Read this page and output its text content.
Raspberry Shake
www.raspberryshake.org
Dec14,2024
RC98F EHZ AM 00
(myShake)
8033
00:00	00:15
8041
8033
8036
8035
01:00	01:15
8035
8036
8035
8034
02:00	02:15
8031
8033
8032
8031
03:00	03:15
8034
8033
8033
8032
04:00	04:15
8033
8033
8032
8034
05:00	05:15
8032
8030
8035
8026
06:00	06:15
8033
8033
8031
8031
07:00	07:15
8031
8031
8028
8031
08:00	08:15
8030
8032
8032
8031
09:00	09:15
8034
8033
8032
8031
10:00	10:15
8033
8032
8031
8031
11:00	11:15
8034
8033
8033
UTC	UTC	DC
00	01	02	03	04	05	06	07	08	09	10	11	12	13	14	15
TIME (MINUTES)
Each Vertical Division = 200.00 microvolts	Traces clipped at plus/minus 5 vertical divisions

---------------

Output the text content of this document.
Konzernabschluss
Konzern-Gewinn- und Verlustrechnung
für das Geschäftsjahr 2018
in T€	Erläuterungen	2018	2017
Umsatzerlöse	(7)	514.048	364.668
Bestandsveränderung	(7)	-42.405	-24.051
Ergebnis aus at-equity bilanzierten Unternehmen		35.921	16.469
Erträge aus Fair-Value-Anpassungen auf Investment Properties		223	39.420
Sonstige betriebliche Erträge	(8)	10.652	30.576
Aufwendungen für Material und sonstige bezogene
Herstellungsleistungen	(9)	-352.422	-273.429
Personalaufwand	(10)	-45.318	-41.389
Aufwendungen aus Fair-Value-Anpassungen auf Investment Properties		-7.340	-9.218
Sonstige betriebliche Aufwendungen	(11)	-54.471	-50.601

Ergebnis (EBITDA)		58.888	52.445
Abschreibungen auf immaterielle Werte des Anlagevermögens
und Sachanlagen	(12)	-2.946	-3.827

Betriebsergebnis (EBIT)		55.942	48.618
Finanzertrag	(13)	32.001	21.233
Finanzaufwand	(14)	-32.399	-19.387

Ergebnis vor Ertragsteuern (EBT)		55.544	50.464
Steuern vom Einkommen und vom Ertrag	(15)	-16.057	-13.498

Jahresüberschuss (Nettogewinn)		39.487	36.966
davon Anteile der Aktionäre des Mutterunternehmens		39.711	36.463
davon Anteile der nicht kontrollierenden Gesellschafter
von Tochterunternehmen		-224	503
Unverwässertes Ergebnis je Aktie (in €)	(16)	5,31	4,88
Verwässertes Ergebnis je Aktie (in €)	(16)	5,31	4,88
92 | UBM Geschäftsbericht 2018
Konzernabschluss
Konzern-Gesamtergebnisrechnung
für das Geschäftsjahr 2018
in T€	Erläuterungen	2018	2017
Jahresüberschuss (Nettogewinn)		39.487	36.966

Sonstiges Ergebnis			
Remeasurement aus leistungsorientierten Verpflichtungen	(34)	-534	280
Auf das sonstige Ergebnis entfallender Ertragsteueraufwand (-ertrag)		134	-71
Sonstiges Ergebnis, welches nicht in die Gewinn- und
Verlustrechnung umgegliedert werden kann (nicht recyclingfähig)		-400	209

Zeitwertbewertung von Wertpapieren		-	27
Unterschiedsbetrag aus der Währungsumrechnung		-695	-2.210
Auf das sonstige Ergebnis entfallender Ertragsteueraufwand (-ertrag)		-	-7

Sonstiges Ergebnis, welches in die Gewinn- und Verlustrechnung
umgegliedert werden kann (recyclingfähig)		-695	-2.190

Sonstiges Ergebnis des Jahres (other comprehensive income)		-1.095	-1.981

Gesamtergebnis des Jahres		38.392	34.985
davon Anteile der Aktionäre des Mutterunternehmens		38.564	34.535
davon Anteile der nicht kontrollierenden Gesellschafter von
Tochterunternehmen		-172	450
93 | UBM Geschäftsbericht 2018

---------------

In the listing above, find the lines holding the word "Erträge" and copy them.

Erträge aus Fair-Value-Anpassungen auf Investment Properties		223	39.420
Sonstige betriebliche Erträge	(8)	10.652	30.576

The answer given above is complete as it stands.